> **Short task**:
Output the records. Match them exactly.

─── Records

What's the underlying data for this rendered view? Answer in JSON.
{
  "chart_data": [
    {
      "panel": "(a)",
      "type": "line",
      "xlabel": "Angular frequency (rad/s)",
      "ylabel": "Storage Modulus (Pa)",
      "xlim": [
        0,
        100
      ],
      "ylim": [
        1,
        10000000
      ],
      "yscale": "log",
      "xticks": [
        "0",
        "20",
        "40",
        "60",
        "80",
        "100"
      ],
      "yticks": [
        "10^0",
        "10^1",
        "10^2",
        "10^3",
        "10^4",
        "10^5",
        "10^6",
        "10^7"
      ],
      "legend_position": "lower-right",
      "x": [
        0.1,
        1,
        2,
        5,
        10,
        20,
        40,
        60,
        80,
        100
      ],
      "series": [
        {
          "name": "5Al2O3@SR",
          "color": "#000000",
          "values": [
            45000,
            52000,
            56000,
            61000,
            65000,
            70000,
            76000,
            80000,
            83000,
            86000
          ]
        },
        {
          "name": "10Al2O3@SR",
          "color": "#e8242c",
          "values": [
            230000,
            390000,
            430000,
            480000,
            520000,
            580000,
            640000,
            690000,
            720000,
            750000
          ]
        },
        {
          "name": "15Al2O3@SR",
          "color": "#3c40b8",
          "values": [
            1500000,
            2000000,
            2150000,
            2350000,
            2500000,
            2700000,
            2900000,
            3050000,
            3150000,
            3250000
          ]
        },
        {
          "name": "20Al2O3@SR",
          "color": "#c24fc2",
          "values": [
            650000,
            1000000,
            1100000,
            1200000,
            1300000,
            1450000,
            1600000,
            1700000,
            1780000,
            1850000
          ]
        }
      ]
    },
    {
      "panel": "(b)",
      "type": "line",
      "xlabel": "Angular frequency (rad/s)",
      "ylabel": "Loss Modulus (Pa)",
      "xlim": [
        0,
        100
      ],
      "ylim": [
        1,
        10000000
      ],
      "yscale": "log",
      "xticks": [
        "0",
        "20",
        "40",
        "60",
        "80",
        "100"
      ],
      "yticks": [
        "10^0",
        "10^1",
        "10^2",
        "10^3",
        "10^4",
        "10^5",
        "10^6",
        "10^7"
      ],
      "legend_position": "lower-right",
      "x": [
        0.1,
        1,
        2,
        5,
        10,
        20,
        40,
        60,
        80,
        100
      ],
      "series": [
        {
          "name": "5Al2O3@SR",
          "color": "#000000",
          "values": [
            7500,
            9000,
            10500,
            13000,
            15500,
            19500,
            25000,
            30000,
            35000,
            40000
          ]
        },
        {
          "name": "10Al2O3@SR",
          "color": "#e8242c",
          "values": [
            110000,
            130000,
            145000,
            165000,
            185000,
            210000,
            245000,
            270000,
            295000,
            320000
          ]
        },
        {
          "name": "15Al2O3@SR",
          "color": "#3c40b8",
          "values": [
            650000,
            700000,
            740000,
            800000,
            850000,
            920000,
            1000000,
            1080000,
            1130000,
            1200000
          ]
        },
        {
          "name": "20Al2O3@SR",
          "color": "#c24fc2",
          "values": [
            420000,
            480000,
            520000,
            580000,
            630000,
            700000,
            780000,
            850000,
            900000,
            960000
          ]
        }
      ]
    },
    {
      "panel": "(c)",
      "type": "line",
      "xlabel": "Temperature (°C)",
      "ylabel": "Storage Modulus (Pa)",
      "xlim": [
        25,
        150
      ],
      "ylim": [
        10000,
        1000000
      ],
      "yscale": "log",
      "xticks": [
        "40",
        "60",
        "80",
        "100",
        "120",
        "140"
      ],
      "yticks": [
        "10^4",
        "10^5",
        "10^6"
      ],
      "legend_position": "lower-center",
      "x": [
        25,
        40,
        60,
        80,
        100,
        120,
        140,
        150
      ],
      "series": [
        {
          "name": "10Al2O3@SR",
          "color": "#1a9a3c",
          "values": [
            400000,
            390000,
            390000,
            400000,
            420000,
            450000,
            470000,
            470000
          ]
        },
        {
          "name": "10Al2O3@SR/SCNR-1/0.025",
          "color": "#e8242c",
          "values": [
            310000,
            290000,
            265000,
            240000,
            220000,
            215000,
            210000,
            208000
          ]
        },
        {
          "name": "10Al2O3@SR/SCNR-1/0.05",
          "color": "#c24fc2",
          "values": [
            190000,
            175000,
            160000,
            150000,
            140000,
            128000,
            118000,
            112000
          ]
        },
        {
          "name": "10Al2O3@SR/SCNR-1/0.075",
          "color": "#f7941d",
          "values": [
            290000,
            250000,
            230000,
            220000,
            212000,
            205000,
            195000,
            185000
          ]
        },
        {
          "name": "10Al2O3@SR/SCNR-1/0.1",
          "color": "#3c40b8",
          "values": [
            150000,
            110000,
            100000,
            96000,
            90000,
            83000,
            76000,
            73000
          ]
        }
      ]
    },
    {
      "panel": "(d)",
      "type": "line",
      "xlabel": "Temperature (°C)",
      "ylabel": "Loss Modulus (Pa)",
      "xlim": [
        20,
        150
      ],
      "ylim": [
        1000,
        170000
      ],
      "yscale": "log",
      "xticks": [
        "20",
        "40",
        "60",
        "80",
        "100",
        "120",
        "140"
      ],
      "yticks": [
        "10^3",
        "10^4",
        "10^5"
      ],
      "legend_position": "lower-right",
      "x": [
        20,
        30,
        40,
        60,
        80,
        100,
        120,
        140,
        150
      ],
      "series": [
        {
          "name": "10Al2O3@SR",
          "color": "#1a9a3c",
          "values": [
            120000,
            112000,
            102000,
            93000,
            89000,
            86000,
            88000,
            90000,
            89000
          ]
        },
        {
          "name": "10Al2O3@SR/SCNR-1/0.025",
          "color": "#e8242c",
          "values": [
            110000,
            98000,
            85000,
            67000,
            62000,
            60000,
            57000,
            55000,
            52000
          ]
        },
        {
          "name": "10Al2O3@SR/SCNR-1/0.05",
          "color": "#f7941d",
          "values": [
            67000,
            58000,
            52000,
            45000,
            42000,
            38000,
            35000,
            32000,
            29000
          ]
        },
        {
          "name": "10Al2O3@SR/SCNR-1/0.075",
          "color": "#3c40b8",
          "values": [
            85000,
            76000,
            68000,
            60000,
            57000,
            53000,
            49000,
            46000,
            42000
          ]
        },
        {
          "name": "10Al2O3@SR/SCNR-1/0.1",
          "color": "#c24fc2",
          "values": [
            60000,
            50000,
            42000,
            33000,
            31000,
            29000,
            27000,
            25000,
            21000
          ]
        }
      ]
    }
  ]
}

──────

> **Answer for this exercise**:
What's the underlying data for this rendered view? Answer in JSON.
{
  "chart_data": [
    {
      "panel": "(a)",
      "type": "line",
      "xlabel": "Angular frequency (rad/s)",
      "ylabel": "Storage Modulus (Pa)",
      "xlim": [
        0,
        100
      ],
      "ylim": [
        1,
        10000000
      ],
      "yscale": "log",
      "xticks": [
        "0",
        "20",
        "40",
        "60",
        "80",
        "100"
      ],
      "yticks": [
        "10^0",
        "10^1",
        "10^2",
        "10^3",
        "10^4",
        "10^5",
        "10^6",
        "10^7"
      ],
      "legend_position": "lower-right",
      "x": [
        0.1,
        1,
        2,
        5,
        10,
        20,
        40,
        60,
        80,
        100
      ],
      "series": [
        {
          "name": "5Al2O3@SR",
          "color": "#000000",
          "values": [
            45000,
            52000,
            56000,
            61000,
            65000,
            70000,
            76000,
            80000,
            83000,
            86000
          ]
        },
        {
          "name": "10Al2O3@SR",
          "color": "#e8242c",
          "values": [
            230000,
            390000,
            430000,
            480000,
            520000,
            580000,
            640000,
            690000,
            720000,
            750000
          ]
        },
        {
          "name": "15Al2O3@SR",
          "color": "#3c40b8",
          "values": [
            1500000,
            2000000,
            2150000,
            2350000,
            2500000,
            2700000,
            2900000,
            3050000,
            3150000,
            3250000
          ]
        },
        {
          "name": "20Al2O3@SR",
          "color": "#c24fc2",
          "values": [
            650000,
            1000000,
            1100000,
            1200000,
            1300000,
            1450000,
            1600000,
            1700000,
            1780000,
            1850000
          ]
        }
      ]
    },
    {
      "panel": "(b)",
      "type": "line",
      "xlabel": "Angular frequency (rad/s)",
      "ylabel": "Loss Modulus (Pa)",
      "xlim": [
        0,
        100
      ],
      "ylim": [
        1,
        10000000
      ],
      "yscale": "log",
      "xticks": [
        "0",
        "20",
        "40",
        "60",
        "80",
        "100"
      ],
      "yticks": [
        "10^0",
        "10^1",
        "10^2",
        "10^3",
        "10^4",
        "10^5",
        "10^6",
        "10^7"
      ],
      "legend_position": "lower-right",
      "x": [
        0.1,
        1,
        2,
        5,
        10,
        20,
        40,
        60,
        80,
        100
      ],
      "series": [
        {
          "name": "5Al2O3@SR",
          "color": "#000000",
          "values": [
            7500,
            9000,
            10500,
            13000,
            15500,
            19500,
            25000,
            30000,
            35000,
            40000
          ]
        },
        {
          "name": "10Al2O3@SR",
          "color": "#e8242c",
          "values": [
            110000,
            130000,
            145000,
            165000,
            185000,
            210000,
            245000,
            270000,
            295000,
            320000
          ]
        },
        {
          "name": "15Al2O3@SR",
          "color": "#3c40b8",
          "values": [
            650000,
            700000,
            740000,
            800000,
            850000,
            920000,
            1000000,
            1080000,
            1130000,
            1200000
          ]
        },
        {
          "name": "20Al2O3@SR",
          "color": "#c24fc2",
          "values": [
            420000,
            480000,
            520000,
            580000,
            630000,
            700000,
            780000,
            850000,
            900000,
            960000
          ]
        }
      ]
    },
    {
      "panel": "(c)",
      "type": "line",
      "xlabel": "Temperature (°C)",
      "ylabel": "Storage Modulus (Pa)",
      "xlim": [
        25,
        150
      ],
      "ylim": [
        10000,
        1000000
      ],
      "yscale": "log",
      "xticks": [
        "40",
        "60",
        "80",
        "100",
        "120",
        "140"
      ],
      "yticks": [
        "10^4",
        "10^5",
        "10^6"
      ],
      "legend_position": "lower-center",
      "x": [
        25,
        40,
        60,
        80,
        100,
        120,
        140,
        150
      ],
      "series": [
        {
          "name": "10Al2O3@SR",
          "color": "#1a9a3c",
          "values": [
            400000,
            390000,
            390000,
            400000,
            420000,
            450000,
            470000,
            470000
          ]
        },
        {
          "name": "10Al2O3@SR/SCNR-1/0.025",
          "color": "#e8242c",
          "values": [
            310000,
            290000,
            265000,
            240000,
            220000,
            215000,
            210000,
            208000
          ]
        },
        {
          "name": "10Al2O3@SR/SCNR-1/0.05",
          "color": "#c24fc2",
          "values": [
            190000,
            175000,
            160000,
            150000,
            140000,
            128000,
            118000,
            112000
          ]
        },
        {
          "name": "10Al2O3@SR/SCNR-1/0.075",
          "color": "#f7941d",
          "values": [
            290000,
            250000,
            230000,
            220000,
            212000,
            205000,
            195000,
            185000
          ]
        },
        {
          "name": "10Al2O3@SR/SCNR-1/0.1",
          "color": "#3c40b8",
          "values": [
            150000,
            110000,
            100000,
            96000,
            90000,
            83000,
            76000,
            73000
          ]
        }
      ]
    },
    {
      "panel": "(d)",
      "type": "line",
      "xlabel": "Temperature (°C)",
      "ylabel": "Loss Modulus (Pa)",
      "xlim": [
        20,
        150
      ],
      "ylim": [
        1000,
        170000
      ],
      "yscale": "log",
      "xticks": [
        "20",
        "40",
        "60",
        "80",
        "100",
        "120",
        "140"
      ],
      "yticks": [
        "10^3",
        "10^4",
        "10^5"
      ],
      "legend_position": "lower-right",
      "x": [
        20,
        30,
        40,
        60,
        80,
        100,
        120,
        140,
        150
      ],
      "series": [
        {
          "name": "10Al2O3@SR",
          "color": "#1a9a3c",
          "values": [
            120000,
            112000,
            102000,
            93000,
            89000,
            86000,
            88000,
            90000,
            89000
          ]
        },
        {
          "name": "10Al2O3@SR/SCNR-1/0.025",
          "color": "#e8242c",
          "values": [
            110000,
            98000,
            85000,
            67000,
            62000,
            60000,
            57000,
            55000,
            52000
          ]
        },
        {
          "name": "10Al2O3@SR/SCNR-1/0.05",
          "color": "#f7941d",
          "values": [
            67000,
            58000,
            52000,
            45000,
            42000,
            38000,
            35000,
            32000,
            29000
          ]
        },
        {
          "name": "10Al2O3@SR/SCNR-1/0.075",
          "color": "#3c40b8",
          "values": [
            85000,
            76000,
            68000,
            60000,
            57000,
            53000,
            49000,
            46000,
            42000
          ]
        },
        {
          "name": "10Al2O3@SR/SCNR-1/0.1",
          "color": "#c24fc2",
          "values": [
            60000,
            50000,
            42000,
            33000,
            31000,
            29000,
            27000,
            25000,
            21000
          ]
        }
      ]
    }
  ]
}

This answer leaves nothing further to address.